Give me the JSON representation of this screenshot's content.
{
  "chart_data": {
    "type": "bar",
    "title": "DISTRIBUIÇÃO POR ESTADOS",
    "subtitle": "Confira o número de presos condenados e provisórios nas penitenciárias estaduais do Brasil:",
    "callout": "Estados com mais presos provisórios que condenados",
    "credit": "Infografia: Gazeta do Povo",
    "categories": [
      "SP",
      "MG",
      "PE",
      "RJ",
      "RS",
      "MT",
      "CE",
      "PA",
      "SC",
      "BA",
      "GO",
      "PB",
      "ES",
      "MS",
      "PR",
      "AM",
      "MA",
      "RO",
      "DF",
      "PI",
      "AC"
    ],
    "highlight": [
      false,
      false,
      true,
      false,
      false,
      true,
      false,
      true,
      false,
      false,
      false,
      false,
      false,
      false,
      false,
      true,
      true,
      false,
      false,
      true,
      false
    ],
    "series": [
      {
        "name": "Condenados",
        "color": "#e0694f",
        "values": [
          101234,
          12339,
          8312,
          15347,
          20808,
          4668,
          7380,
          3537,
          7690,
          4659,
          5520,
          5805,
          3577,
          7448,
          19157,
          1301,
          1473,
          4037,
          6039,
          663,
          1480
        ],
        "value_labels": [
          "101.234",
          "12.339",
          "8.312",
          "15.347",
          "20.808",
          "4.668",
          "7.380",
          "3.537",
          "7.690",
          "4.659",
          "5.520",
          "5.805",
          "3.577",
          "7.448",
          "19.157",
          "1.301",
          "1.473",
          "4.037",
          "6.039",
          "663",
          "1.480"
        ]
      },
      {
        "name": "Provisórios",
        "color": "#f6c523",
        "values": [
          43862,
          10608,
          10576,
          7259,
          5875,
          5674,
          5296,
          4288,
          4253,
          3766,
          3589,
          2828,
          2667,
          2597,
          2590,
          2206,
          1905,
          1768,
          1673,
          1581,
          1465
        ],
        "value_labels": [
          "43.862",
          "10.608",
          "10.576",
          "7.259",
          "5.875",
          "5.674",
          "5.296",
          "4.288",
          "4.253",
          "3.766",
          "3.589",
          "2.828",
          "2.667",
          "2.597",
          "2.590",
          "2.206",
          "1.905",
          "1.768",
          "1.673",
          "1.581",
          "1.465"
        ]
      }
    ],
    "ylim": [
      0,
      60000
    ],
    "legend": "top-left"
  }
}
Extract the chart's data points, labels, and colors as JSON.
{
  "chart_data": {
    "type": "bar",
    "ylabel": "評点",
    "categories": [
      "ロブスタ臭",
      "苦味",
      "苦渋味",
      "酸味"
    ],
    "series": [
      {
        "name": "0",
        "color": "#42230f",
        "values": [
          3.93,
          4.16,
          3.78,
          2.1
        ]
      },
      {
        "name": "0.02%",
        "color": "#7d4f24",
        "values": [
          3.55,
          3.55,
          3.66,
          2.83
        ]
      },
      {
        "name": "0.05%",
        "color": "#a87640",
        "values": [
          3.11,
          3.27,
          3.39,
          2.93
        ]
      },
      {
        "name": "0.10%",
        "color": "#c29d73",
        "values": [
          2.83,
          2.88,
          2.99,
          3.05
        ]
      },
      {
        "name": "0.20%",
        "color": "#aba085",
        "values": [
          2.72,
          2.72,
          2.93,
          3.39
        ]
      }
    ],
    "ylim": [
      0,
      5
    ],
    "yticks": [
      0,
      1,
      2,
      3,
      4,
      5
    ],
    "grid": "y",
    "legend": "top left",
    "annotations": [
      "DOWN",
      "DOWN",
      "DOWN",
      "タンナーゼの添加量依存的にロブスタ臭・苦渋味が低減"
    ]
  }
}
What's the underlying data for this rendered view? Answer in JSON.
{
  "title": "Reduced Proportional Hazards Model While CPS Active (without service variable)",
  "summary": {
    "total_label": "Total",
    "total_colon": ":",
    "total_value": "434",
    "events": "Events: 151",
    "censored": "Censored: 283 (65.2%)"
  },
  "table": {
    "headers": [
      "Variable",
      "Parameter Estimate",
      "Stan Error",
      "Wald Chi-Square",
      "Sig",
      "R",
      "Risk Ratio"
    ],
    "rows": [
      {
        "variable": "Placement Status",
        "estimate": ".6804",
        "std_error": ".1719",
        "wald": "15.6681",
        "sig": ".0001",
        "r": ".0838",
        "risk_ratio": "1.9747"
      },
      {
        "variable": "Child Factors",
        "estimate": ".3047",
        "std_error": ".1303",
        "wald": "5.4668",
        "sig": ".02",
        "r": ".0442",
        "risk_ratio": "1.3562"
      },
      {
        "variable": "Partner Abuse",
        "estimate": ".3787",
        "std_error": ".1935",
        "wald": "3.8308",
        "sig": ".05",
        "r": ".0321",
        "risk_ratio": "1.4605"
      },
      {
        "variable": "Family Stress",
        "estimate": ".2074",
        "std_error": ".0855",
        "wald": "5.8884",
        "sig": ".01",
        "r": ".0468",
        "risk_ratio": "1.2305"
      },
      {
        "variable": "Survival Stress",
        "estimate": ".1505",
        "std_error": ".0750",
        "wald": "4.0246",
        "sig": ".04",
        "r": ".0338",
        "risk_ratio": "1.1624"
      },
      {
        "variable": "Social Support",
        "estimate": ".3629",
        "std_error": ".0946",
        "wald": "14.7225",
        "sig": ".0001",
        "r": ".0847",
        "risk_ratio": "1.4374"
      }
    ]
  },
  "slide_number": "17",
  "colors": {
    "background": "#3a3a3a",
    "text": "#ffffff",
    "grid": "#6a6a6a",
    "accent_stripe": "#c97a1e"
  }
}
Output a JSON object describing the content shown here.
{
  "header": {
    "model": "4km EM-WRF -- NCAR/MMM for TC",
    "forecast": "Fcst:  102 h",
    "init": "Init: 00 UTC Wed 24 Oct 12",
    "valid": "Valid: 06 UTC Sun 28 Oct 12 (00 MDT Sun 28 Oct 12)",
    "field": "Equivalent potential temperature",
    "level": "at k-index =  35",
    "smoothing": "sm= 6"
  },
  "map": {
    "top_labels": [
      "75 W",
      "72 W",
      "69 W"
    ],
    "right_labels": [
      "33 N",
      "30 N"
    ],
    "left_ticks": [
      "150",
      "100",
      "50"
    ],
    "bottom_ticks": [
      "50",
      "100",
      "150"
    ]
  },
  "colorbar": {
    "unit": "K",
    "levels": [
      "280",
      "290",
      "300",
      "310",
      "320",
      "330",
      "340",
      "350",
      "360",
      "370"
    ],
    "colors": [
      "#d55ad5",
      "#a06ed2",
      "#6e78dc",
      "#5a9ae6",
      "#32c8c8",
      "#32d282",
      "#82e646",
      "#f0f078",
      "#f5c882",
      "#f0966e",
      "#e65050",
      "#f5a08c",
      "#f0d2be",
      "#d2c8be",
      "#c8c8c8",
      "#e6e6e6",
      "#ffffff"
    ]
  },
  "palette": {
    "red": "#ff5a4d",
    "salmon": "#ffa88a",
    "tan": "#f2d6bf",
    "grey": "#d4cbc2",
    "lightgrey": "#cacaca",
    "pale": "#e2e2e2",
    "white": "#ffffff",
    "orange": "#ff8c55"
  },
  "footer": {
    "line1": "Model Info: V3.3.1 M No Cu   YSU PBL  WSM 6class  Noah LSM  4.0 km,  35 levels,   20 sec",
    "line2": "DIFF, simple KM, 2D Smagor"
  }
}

* * * * *

• [What you are asked to do]
Return the material exactly as it stands.

• [Final answer]
Give me the JSON representation of this screenshot's content.
{
  "chart_data": {
    "type": "bar",
    "title": "DISTRIBUIÇÃO POR ESTADOS",
    "subtitle": "Confira o número de presos condenados e provisórios nas penitenciárias estaduais do Brasil:",
    "callout": "Estados com mais presos provisórios que condenados",
    "credit": "Infografia: Gazeta do Povo",
    "categories": [
      "SP",
      "MG",
      "PE",
      "RJ",
      "RS",
      "MT",
      "CE",
      "PA",
      "SC",
      "BA",
      "GO",
      "PB",
      "ES",
      "MS",
      "PR",
      "AM",
      "MA",
      "RO",
      "DF",
      "PI",
      "AC"
    ],
    "highlight": [
      false,
      false,
      true,
      false,
      false,
      true,
      false,
      true,
      false,
      false,
      false,
      false,
      false,
      false,
      false,
      true,
      true,
      false,
      false,
      true,
      false
    ],
    "series": [
      {
        "name": "Condenados",
        "color": "#e0694f",
        "values": [
          101234,
          12339,
          8312,
          15347,
          20808,
          4668,
          7380,
          3537,
          7690,
          4659,
          5520,
          5805,
          3577,
          7448,
          19157,
          1301,
          1473,
          4037,
          6039,
          663,
          1480
        ],
        "value_labels": [
          "101.234",
          "12.339",
          "8.312",
          "15.347",
          "20.808",
          "4.668",
          "7.380",
          "3.537",
          "7.690",
          "4.659",
          "5.520",
          "5.805",
          "3.577",
          "7.448",
          "19.157",
          "1.301",
          "1.473",
          "4.037",
          "6.039",
          "663",
          "1.480"
        ]
      },
      {
        "name": "Provisórios",
        "color": "#f6c523",
        "values": [
          43862,
          10608,
          10576,
          7259,
          5875,
          5674,
          5296,
          4288,
          4253,
          3766,
          3589,
          2828,
          2667,
          2597,
          2590,
          2206,
          1905,
          1768,
          1673,
          1581,
          1465
        ],
        "value_labels": [
          "43.862",
          "10.608",
          "10.576",
          "7.259",
          "5.875",
          "5.674",
          "5.296",
          "4.288",
          "4.253",
          "3.766",
          "3.589",
          "2.828",
          "2.667",
          "2.597",
          "2.590",
          "2.206",
          "1.905",
          "1.768",
          "1.673",
          "1.581",
          "1.465"
        ]
      }
    ],
    "ylim": [
      0,
      60000
    ],
    "legend": "top-left"
  }
}
Extract the chart's data points, labels, and colors as JSON.
{
  "chart_data": {
    "type": "bar",
    "ylabel": "評点",
    "categories": [
      "ロブスタ臭",
      "苦味",
      "苦渋味",
      "酸味"
    ],
    "series": [
      {
        "name": "0",
        "color": "#42230f",
        "values": [
          3.93,
          4.16,
          3.78,
          2.1
        ]
      },
      {
        "name": "0.02%",
        "color": "#7d4f24",
        "values": [
          3.55,
          3.55,
          3.66,
          2.83
        ]
      },
      {
        "name": "0.05%",
        "color": "#a87640",
        "values": [
          3.11,
          3.27,
          3.39,
          2.93
        ]
      },
      {
        "name": "0.10%",
        "color": "#c29d73",
        "values": [
          2.83,
          2.88,
          2.99,
          3.05
        ]
      },
      {
        "name": "0.20%",
        "color": "#aba085",
        "values": [
          2.72,
          2.72,
          2.93,
          3.39
        ]
      }
    ],
    "ylim": [
      0,
      5
    ],
    "yticks": [
      0,
      1,
      2,
      3,
      4,
      5
    ],
    "grid": "y",
    "legend": "top left",
    "annotations": [
      "DOWN",
      "DOWN",
      "DOWN",
      "タンナーゼの添加量依存的にロブスタ臭・苦渋味が低減"
    ]
  }
}
What's the underlying data for this rendered view? Answer in JSON.
{
  "title": "Reduced Proportional Hazards Model While CPS Active (without service variable)",
  "summary": {
    "total_label": "Total",
    "total_colon": ":",
    "total_value": "434",
    "events": "Events: 151",
    "censored": "Censored: 283 (65.2%)"
  },
  "table": {
    "headers": [
      "Variable",
      "Parameter Estimate",
      "Stan Error",
      "Wald Chi-Square",
      "Sig",
      "R",
      "Risk Ratio"
    ],
    "rows": [
      {
        "variable": "Placement Status",
        "estimate": ".6804",
        "std_error": ".1719",
        "wald": "15.6681",
        "sig": ".0001",
        "r": ".0838",
        "risk_ratio": "1.9747"
      },
      {
        "variable": "Child Factors",
        "estimate": ".3047",
        "std_error": ".1303",
        "wald": "5.4668",
        "sig": ".02",
        "r": ".0442",
        "risk_ratio": "1.3562"
      },
      {
        "variable": "Partner Abuse",
        "estimate": ".3787",
        "std_error": ".1935",
        "wald": "3.8308",
        "sig": ".05",
        "r": ".0321",
        "risk_ratio": "1.4605"
      },
      {
        "variable": "Family Stress",
        "estimate": ".2074",
        "std_error": ".0855",
        "wald": "5.8884",
        "sig": ".01",
        "r": ".0468",
        "risk_ratio": "1.2305"
      },
      {
        "variable": "Survival Stress",
        "estimate": ".1505",
        "std_error": ".0750",
        "wald": "4.0246",
        "sig": ".04",
        "r": ".0338",
        "risk_ratio": "1.1624"
      },
      {
        "variable": "Social Support",
        "estimate": ".3629",
        "std_error": ".0946",
        "wald": "14.7225",
        "sig": ".0001",
        "r": ".0847",
        "risk_ratio": "1.4374"
      }
    ]
  },
  "slide_number": "17",
  "colors": {
    "background": "#3a3a3a",
    "text": "#ffffff",
    "grid": "#6a6a6a",
    "accent_stripe": "#c97a1e"
  }
}
Output a JSON object describing the content shown here.
{
  "header": {
    "model": "4km EM-WRF -- NCAR/MMM for TC",
    "forecast": "Fcst:  102 h",
    "init": "Init: 00 UTC Wed 24 Oct 12",
    "valid": "Valid: 06 UTC Sun 28 Oct 12 (00 MDT Sun 28 Oct 12)",
    "field": "Equivalent potential temperature",
    "level": "at k-index =  35",
    "smoothing": "sm= 6"
  },
  "map": {
    "top_labels": [
      "75 W",
      "72 W",
      "69 W"
    ],
    "right_labels": [
      "33 N",
      "30 N"
    ],
    "left_ticks": [
      "150",
      "100",
      "50"
    ],
    "bottom_ticks": [
      "50",
      "100",
      "150"
    ]
  },
  "colorbar": {
    "unit": "K",
    "levels": [
      "280",
      "290",
      "300",
      "310",
      "320",
      "330",
      "340",
      "350",
      "360",
      "370"
    ],
    "colors": [
      "#d55ad5",
      "#a06ed2",
      "#6e78dc",
      "#5a9ae6",
      "#32c8c8",
      "#32d282",
      "#82e646",
      "#f0f078",
      "#f5c882",
      "#f0966e",
      "#e65050",
      "#f5a08c",
      "#f0d2be",
      "#d2c8be",
      "#c8c8c8",
      "#e6e6e6",
      "#ffffff"
    ]
  },
  "palette": {
    "red": "#ff5a4d",
    "salmon": "#ffa88a",
    "tan": "#f2d6bf",
    "grey": "#d4cbc2",
    "lightgrey": "#cacaca",
    "pale": "#e2e2e2",
    "white": "#ffffff",
    "orange": "#ff8c55"
  },
  "footer": {
    "line1": "Model Info: V3.3.1 M No Cu   YSU PBL  WSM 6class  Noah LSM  4.0 km,  35 levels,   20 sec",
    "line2": "DIFF, simple KM, 2D Smagor"
  }
}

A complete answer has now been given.